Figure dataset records
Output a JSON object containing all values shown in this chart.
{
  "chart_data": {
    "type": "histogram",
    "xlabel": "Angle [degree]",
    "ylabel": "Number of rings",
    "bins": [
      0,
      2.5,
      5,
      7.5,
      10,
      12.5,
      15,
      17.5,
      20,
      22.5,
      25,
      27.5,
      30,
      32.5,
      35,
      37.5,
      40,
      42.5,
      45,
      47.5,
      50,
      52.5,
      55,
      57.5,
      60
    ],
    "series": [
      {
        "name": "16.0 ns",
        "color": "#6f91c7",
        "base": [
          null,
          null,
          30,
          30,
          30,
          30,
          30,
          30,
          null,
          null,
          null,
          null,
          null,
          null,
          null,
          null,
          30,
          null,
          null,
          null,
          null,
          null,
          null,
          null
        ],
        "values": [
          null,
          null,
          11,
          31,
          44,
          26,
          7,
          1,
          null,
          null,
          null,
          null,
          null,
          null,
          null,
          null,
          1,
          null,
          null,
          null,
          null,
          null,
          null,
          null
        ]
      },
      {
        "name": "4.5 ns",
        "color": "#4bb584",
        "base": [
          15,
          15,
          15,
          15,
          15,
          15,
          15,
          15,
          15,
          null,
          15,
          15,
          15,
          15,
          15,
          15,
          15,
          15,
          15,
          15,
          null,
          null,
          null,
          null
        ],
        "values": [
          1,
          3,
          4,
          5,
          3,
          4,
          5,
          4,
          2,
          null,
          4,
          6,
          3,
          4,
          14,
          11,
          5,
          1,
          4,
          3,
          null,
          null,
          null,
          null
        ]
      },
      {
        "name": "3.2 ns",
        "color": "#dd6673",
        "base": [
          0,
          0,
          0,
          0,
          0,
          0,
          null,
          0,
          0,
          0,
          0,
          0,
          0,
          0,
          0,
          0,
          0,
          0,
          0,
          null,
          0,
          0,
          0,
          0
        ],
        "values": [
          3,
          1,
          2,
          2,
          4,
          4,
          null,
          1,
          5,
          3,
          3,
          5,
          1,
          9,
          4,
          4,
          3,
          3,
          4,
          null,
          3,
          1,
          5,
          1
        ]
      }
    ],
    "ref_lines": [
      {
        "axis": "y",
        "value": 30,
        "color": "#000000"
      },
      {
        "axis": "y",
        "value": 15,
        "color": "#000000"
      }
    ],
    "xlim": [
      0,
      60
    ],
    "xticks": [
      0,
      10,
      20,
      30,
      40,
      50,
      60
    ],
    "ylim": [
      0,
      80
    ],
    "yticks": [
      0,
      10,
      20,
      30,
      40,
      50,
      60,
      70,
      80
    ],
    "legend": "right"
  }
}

Instructions for the task
Give back all the records exactly as they stand.

Response to this exercise
Output a JSON object containing all values shown in this chart.
{
  "chart_data": {
    "type": "histogram",
    "xlabel": "Angle [degree]",
    "ylabel": "Number of rings",
    "bins": [
      0,
      2.5,
      5,
      7.5,
      10,
      12.5,
      15,
      17.5,
      20,
      22.5,
      25,
      27.5,
      30,
      32.5,
      35,
      37.5,
      40,
      42.5,
      45,
      47.5,
      50,
      52.5,
      55,
      57.5,
      60
    ],
    "series": [
      {
        "name": "16.0 ns",
        "color": "#6f91c7",
        "base": [
          null,
          null,
          30,
          30,
          30,
          30,
          30,
          30,
          null,
          null,
          null,
          null,
          null,
          null,
          null,
          null,
          30,
          null,
          null,
          null,
          null,
          null,
          null,
          null
        ],
        "values": [
          null,
          null,
          11,
          31,
          44,
          26,
          7,
          1,
          null,
          null,
          null,
          null,
          null,
          null,
          null,
          null,
          1,
          null,
          null,
          null,
          null,
          null,
          null,
          null
        ]
      },
      {
        "name": "4.5 ns",
        "color": "#4bb584",
        "base": [
          15,
          15,
          15,
          15,
          15,
          15,
          15,
          15,
          15,
          null,
          15,
          15,
          15,
          15,
          15,
          15,
          15,
          15,
          15,
          15,
          null,
          null,
          null,
          null
        ],
        "values": [
          1,
          3,
          4,
          5,
          3,
          4,
          5,
          4,
          2,
          null,
          4,
          6,
          3,
          4,
          14,
          11,
          5,
          1,
          4,
          3,
          null,
          null,
          null,
          null
        ]
      },
      {
        "name": "3.2 ns",
        "color": "#dd6673",
        "base": [
          0,
          0,
          0,
          0,
          0,
          0,
          null,
          0,
          0,
          0,
          0,
          0,
          0,
          0,
          0,
          0,
          0,
          0,
          0,
          null,
          0,
          0,
          0,
          0
        ],
        "values": [
          3,
          1,
          2,
          2,
          4,
          4,
          null,
          1,
          5,
          3,
          3,
          5,
          1,
          9,
          4,
          4,
          3,
          3,
          4,
          null,
          3,
          1,
          5,
          1
        ]
      }
    ],
    "ref_lines": [
      {
        "axis": "y",
        "value": 30,
        "color": "#000000"
      },
      {
        "axis": "y",
        "value": 15,
        "color": "#000000"
      }
    ],
    "xlim": [
      0,
      60
    ],
    "xticks": [
      0,
      10,
      20,
      30,
      40,
      50,
      60
    ],
    "ylim": [
      0,
      80
    ],
    "yticks": [
      0,
      10,
      20,
      30,
      40,
      50,
      60,
      70,
      80
    ],
    "legend": "right"
  }
}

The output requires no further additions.